Problem statement>
Output nothing but the number of lines that include the word "skin".

Listed records>
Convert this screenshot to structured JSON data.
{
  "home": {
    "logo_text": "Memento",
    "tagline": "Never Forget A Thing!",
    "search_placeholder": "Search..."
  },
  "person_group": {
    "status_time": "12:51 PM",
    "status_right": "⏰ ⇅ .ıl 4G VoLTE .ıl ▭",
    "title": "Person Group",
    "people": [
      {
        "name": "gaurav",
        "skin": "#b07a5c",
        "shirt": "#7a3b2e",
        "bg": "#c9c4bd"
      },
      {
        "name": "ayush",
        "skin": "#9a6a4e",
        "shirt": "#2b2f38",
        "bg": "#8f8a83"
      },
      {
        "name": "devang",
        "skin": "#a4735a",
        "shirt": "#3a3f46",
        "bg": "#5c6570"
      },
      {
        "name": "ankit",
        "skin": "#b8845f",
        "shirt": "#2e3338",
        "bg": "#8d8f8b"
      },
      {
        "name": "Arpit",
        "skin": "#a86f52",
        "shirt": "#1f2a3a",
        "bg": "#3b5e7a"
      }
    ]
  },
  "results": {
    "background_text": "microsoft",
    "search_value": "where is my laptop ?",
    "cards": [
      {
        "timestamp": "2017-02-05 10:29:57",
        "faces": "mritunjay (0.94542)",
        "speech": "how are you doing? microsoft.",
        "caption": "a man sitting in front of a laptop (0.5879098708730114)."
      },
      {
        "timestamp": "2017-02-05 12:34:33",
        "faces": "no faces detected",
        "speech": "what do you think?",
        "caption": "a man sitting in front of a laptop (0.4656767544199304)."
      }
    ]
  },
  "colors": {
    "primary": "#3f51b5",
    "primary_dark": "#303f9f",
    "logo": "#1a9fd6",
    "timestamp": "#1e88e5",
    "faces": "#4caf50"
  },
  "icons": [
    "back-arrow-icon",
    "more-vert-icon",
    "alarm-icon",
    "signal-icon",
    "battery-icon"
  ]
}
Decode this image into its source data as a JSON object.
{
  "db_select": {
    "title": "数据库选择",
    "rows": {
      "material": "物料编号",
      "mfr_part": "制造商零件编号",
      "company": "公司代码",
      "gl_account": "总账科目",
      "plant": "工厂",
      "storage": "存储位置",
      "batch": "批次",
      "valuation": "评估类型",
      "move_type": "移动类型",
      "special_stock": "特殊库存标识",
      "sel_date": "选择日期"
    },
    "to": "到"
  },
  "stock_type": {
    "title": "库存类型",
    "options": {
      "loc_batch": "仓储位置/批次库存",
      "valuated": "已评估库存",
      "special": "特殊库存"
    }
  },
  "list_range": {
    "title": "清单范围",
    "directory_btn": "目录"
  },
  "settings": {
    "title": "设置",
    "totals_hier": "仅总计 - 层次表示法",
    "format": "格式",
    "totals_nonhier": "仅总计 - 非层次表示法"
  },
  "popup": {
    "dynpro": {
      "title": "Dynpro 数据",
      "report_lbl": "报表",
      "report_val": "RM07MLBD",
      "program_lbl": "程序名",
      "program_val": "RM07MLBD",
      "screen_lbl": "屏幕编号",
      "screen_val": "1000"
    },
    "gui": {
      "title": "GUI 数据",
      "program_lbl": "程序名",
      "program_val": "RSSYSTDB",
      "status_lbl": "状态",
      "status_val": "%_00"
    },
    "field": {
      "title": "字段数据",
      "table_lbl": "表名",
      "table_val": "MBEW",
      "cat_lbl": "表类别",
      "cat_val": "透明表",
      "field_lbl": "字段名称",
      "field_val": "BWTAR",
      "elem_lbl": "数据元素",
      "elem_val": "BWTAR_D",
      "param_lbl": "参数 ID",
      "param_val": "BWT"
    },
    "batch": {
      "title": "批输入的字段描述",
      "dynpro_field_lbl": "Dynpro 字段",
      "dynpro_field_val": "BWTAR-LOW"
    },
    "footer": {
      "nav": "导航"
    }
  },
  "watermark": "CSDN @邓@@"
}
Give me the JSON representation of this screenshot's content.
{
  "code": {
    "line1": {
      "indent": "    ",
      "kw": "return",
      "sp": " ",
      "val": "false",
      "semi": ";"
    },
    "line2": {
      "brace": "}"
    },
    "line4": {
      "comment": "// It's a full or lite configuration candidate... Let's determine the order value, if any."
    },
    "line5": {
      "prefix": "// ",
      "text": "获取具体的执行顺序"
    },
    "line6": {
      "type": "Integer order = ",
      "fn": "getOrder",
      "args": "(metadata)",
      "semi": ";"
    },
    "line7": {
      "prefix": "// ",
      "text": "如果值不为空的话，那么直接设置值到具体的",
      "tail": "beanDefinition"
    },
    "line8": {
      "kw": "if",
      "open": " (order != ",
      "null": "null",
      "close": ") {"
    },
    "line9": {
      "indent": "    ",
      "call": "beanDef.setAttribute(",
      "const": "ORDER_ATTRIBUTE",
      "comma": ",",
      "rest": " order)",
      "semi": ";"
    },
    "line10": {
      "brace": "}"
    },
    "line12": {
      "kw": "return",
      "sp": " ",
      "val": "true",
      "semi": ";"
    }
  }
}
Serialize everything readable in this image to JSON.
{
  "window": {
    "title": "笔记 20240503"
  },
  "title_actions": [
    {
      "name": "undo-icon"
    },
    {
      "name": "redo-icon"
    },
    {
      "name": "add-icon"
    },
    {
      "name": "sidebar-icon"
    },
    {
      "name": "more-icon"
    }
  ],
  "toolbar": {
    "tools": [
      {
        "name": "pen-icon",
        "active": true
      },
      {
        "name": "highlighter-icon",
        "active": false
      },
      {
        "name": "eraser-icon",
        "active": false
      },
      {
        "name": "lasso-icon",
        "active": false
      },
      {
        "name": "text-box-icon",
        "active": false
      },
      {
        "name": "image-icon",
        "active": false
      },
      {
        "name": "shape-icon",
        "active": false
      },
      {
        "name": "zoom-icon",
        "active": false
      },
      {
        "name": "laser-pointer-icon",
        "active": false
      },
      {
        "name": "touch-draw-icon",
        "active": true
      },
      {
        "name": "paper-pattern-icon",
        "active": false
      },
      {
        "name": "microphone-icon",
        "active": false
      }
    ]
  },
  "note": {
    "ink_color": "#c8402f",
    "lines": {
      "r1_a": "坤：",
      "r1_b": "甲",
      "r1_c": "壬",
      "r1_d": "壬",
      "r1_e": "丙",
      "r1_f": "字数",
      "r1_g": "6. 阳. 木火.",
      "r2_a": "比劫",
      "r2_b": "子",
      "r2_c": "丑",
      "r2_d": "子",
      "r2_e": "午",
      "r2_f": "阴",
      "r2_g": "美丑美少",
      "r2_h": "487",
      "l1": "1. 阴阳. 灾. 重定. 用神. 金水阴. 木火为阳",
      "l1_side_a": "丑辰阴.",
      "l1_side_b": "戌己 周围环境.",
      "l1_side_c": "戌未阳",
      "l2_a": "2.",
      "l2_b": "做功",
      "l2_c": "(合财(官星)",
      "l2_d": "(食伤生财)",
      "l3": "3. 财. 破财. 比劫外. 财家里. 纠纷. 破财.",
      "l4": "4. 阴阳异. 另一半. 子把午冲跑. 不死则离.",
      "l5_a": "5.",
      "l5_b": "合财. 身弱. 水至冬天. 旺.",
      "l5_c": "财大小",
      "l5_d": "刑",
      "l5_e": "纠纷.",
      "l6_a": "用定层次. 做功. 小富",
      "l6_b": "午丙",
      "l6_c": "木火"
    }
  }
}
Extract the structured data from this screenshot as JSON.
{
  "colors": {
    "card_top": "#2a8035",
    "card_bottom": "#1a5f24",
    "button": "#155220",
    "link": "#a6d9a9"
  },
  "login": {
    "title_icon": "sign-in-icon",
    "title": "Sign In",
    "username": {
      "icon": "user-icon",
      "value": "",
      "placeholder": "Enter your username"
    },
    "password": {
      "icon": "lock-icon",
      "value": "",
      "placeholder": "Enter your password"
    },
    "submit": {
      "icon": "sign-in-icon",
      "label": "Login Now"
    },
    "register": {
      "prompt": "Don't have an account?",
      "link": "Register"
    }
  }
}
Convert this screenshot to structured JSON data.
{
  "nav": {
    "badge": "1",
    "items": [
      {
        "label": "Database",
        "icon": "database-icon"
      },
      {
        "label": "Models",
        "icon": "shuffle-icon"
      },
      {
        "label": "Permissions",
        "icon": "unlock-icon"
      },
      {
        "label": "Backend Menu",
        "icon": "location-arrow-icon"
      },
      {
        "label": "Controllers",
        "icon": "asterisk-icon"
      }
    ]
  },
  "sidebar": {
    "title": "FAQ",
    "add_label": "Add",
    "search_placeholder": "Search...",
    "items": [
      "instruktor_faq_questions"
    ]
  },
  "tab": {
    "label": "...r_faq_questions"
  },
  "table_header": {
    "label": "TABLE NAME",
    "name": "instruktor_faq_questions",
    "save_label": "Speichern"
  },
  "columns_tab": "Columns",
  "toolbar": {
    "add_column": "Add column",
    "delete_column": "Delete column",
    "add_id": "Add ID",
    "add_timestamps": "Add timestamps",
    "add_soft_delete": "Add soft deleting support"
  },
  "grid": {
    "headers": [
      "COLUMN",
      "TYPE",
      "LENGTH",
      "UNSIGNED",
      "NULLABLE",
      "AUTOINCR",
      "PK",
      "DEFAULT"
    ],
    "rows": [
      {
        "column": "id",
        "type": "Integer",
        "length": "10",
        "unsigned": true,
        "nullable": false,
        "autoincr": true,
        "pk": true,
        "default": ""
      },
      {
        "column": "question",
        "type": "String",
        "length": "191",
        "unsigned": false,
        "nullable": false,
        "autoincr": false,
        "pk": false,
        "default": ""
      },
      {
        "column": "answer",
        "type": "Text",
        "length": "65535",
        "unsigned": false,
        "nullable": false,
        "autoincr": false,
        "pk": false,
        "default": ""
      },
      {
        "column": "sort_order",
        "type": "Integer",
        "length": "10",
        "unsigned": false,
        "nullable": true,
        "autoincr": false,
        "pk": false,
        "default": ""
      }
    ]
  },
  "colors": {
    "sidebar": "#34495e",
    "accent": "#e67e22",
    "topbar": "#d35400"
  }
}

The completed task>
5